── Data to use

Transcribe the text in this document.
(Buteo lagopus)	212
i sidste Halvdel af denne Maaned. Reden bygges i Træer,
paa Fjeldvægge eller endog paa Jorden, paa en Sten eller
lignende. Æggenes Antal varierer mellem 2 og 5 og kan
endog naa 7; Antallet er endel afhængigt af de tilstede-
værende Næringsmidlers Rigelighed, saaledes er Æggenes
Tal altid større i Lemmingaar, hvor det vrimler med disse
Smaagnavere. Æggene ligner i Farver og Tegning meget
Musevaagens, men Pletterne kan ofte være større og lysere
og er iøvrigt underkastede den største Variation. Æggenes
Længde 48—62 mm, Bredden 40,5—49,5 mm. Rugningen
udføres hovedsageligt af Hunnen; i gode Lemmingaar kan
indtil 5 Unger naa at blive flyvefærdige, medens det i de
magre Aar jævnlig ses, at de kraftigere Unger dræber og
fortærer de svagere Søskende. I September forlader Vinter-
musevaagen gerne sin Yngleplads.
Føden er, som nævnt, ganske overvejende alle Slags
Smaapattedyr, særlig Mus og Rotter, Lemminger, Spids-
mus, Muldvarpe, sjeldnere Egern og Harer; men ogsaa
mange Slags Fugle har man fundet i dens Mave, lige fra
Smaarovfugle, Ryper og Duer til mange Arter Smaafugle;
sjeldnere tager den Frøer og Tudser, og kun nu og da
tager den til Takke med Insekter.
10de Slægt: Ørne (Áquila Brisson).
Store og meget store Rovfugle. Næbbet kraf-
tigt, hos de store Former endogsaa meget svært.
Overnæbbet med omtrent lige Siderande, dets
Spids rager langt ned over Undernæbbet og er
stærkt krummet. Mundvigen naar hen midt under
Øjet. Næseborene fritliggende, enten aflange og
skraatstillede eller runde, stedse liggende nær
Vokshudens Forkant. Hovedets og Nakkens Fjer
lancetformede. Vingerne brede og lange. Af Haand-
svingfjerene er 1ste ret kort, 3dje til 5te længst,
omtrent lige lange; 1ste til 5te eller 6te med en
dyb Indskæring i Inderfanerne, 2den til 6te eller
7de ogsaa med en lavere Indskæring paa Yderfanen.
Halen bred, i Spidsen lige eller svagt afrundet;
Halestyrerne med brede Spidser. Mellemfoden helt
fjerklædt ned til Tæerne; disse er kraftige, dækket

────

Directions =>
Your task is to reproduce each entry exactly.

Result of the exercise =>
Transcribe the text in this document.
(Buteo lagopus)	212
i sidste Halvdel af denne Maaned. Reden bygges i Træer,
paa Fjeldvægge eller endog paa Jorden, paa en Sten eller
lignende. Æggenes Antal varierer mellem 2 og 5 og kan
endog naa 7; Antallet er endel afhængigt af de tilstede-
værende Næringsmidlers Rigelighed, saaledes er Æggenes
Tal altid større i Lemmingaar, hvor det vrimler med disse
Smaagnavere. Æggene ligner i Farver og Tegning meget
Musevaagens, men Pletterne kan ofte være større og lysere
og er iøvrigt underkastede den største Variation. Æggenes
Længde 48—62 mm, Bredden 40,5—49,5 mm. Rugningen
udføres hovedsageligt af Hunnen; i gode Lemmingaar kan
indtil 5 Unger naa at blive flyvefærdige, medens det i de
magre Aar jævnlig ses, at de kraftigere Unger dræber og
fortærer de svagere Søskende. I September forlader Vinter-
musevaagen gerne sin Yngleplads.
Føden er, som nævnt, ganske overvejende alle Slags
Smaapattedyr, særlig Mus og Rotter, Lemminger, Spids-
mus, Muldvarpe, sjeldnere Egern og Harer; men ogsaa
mange Slags Fugle har man fundet i dens Mave, lige fra
Smaarovfugle, Ryper og Duer til mange Arter Smaafugle;
sjeldnere tager den Frøer og Tudser, og kun nu og da
tager den til Takke med Insekter.
10de Slægt: Ørne (Áquila Brisson).
Store og meget store Rovfugle. Næbbet kraf-
tigt, hos de store Former endogsaa meget svært.
Overnæbbet med omtrent lige Siderande, dets
Spids rager langt ned over Undernæbbet og er
stærkt krummet. Mundvigen naar hen midt under
Øjet. Næseborene fritliggende, enten aflange og
skraatstillede eller runde, stedse liggende nær
Vokshudens Forkant. Hovedets og Nakkens Fjer
lancetformede. Vingerne brede og lange. Af Haand-
svingfjerene er 1ste ret kort, 3dje til 5te længst,
omtrent lige lange; 1ste til 5te eller 6te med en
dyb Indskæring i Inderfanerne, 2den til 6te eller
7de ogsaa med en lavere Indskæring paa Yderfanen.
Halen bred, i Spidsen lige eller svagt afrundet;
Halestyrerne med brede Spidser. Mellemfoden helt
fjerklædt ned til Tæerne; disse er kraftige, dækket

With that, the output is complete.